EXERCISE INSTRUCTIONS.
What follows is a listing; restate every line of it word for word.

Excerpt from a dataset.
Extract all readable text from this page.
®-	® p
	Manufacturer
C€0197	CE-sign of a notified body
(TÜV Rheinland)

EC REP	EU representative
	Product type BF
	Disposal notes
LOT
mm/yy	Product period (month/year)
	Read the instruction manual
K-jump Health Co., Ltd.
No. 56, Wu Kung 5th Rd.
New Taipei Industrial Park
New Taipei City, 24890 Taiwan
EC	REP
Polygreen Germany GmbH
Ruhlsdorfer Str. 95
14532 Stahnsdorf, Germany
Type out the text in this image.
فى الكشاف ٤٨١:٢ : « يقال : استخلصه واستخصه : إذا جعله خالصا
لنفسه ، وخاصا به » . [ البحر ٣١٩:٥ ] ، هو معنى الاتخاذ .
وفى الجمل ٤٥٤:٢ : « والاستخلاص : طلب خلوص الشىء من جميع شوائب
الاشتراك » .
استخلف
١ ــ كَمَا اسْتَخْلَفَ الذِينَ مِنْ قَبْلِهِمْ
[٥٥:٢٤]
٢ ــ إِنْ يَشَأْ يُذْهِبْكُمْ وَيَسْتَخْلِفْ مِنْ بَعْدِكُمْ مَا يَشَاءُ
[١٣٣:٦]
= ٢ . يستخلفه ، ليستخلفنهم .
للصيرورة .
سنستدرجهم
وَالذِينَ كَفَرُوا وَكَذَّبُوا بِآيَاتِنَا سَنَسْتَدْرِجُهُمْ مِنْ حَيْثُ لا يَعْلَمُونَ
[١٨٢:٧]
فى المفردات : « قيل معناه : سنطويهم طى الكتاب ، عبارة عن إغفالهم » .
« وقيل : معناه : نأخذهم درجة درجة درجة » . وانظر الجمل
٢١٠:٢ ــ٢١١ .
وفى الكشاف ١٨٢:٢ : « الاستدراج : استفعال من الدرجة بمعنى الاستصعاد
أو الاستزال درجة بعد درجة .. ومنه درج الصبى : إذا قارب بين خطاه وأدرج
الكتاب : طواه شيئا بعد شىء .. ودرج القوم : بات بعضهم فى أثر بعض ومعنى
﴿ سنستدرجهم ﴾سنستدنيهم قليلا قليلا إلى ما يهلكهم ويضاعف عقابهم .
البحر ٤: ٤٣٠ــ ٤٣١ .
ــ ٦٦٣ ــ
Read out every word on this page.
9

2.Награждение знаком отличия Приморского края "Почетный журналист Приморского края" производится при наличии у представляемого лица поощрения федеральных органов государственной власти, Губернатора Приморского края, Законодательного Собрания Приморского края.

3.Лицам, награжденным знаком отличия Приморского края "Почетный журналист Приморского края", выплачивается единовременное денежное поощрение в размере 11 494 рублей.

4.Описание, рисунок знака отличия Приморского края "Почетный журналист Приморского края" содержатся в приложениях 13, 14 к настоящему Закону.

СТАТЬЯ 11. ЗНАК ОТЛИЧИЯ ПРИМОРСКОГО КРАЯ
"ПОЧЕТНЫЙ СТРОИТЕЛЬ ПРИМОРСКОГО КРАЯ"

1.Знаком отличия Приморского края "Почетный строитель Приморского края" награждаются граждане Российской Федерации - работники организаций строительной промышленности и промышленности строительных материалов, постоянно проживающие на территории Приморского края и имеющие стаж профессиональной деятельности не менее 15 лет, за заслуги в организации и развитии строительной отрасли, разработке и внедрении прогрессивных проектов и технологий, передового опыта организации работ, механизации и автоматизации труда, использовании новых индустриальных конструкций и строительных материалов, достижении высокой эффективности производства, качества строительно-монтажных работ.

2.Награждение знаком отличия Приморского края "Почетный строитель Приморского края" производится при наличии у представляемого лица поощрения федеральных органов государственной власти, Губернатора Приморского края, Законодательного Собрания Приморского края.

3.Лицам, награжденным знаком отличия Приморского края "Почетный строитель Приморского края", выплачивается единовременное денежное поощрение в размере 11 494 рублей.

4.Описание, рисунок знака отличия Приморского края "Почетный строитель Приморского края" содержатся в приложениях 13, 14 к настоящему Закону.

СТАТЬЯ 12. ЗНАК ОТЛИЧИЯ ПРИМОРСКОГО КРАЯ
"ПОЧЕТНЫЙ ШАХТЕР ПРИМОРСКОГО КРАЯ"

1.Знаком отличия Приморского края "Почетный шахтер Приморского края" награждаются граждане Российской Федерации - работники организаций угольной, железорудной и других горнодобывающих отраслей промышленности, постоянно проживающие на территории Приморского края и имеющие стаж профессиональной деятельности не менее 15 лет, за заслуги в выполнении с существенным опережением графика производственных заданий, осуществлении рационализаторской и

RESULT OF THE EXERCISE.
Extract all readable text from this page.
®-	® p
	Manufacturer
C€0197	CE-sign of a notified body
(TÜV Rheinland)

EC REP	EU representative
	Product type BF
	Disposal notes
LOT
mm/yy	Product period (month/year)
	Read the instruction manual
K-jump Health Co., Ltd.
No. 56, Wu Kung 5th Rd.
New Taipei Industrial Park
New Taipei City, 24890 Taiwan
EC	REP
Polygreen Germany GmbH
Ruhlsdorfer Str. 95
14532 Stahnsdorf, Germany
Type out the text in this image.
فى الكشاف ٤٨١:٢ : « يقال : استخلصه واستخصه : إذا جعله خالصا
لنفسه ، وخاصا به » . [ البحر ٣١٩:٥ ] ، هو معنى الاتخاذ .
وفى الجمل ٤٥٤:٢ : « والاستخلاص : طلب خلوص الشىء من جميع شوائب
الاشتراك » .
استخلف
١ ــ كَمَا اسْتَخْلَفَ الذِينَ مِنْ قَبْلِهِمْ
[٥٥:٢٤]
٢ ــ إِنْ يَشَأْ يُذْهِبْكُمْ وَيَسْتَخْلِفْ مِنْ بَعْدِكُمْ مَا يَشَاءُ
[١٣٣:٦]
= ٢ . يستخلفه ، ليستخلفنهم .
للصيرورة .
سنستدرجهم
وَالذِينَ كَفَرُوا وَكَذَّبُوا بِآيَاتِنَا سَنَسْتَدْرِجُهُمْ مِنْ حَيْثُ لا يَعْلَمُونَ
[١٨٢:٧]
فى المفردات : « قيل معناه : سنطويهم طى الكتاب ، عبارة عن إغفالهم » .
« وقيل : معناه : نأخذهم درجة درجة درجة » . وانظر الجمل
٢١٠:٢ ــ٢١١ .
وفى الكشاف ١٨٢:٢ : « الاستدراج : استفعال من الدرجة بمعنى الاستصعاد
أو الاستزال درجة بعد درجة .. ومنه درج الصبى : إذا قارب بين خطاه وأدرج
الكتاب : طواه شيئا بعد شىء .. ودرج القوم : بات بعضهم فى أثر بعض ومعنى
﴿ سنستدرجهم ﴾سنستدنيهم قليلا قليلا إلى ما يهلكهم ويضاعف عقابهم .
البحر ٤: ٤٣٠ــ ٤٣١ .
ــ ٦٦٣ ــ
Read out every word on this page.
9

2.Награждение знаком отличия Приморского края "Почетный журналист Приморского края" производится при наличии у представляемого лица поощрения федеральных органов государственной власти, Губернатора Приморского края, Законодательного Собрания Приморского края.

3.Лицам, награжденным знаком отличия Приморского края "Почетный журналист Приморского края", выплачивается единовременное денежное поощрение в размере 11 494 рублей.

4.Описание, рисунок знака отличия Приморского края "Почетный журналист Приморского края" содержатся в приложениях 13, 14 к настоящему Закону.

СТАТЬЯ 11. ЗНАК ОТЛИЧИЯ ПРИМОРСКОГО КРАЯ
"ПОЧЕТНЫЙ СТРОИТЕЛЬ ПРИМОРСКОГО КРАЯ"

1.Знаком отличия Приморского края "Почетный строитель Приморского края" награждаются граждане Российской Федерации - работники организаций строительной промышленности и промышленности строительных материалов, постоянно проживающие на территории Приморского края и имеющие стаж профессиональной деятельности не менее 15 лет, за заслуги в организации и развитии строительной отрасли, разработке и внедрении прогрессивных проектов и технологий, передового опыта организации работ, механизации и автоматизации труда, использовании новых индустриальных конструкций и строительных материалов, достижении высокой эффективности производства, качества строительно-монтажных работ.

2.Награждение знаком отличия Приморского края "Почетный строитель Приморского края" производится при наличии у представляемого лица поощрения федеральных органов государственной власти, Губернатора Приморского края, Законодательного Собрания Приморского края.

3.Лицам, награжденным знаком отличия Приморского края "Почетный строитель Приморского края", выплачивается единовременное денежное поощрение в размере 11 494 рублей.

4.Описание, рисунок знака отличия Приморского края "Почетный строитель Приморского края" содержатся в приложениях 13, 14 к настоящему Закону.

СТАТЬЯ 12. ЗНАК ОТЛИЧИЯ ПРИМОРСКОГО КРАЯ
"ПОЧЕТНЫЙ ШАХТЕР ПРИМОРСКОГО КРАЯ"

1.Знаком отличия Приморского края "Почетный шахтер Приморского края" награждаются граждане Российской Федерации - работники организаций угольной, железорудной и других горнодобывающих отраслей промышленности, постоянно проживающие на территории Приморского края и имеющие стаж профессиональной деятельности не менее 15 лет, за заслуги в выполнении с существенным опережением графика производственных заданий, осуществлении рационализаторской и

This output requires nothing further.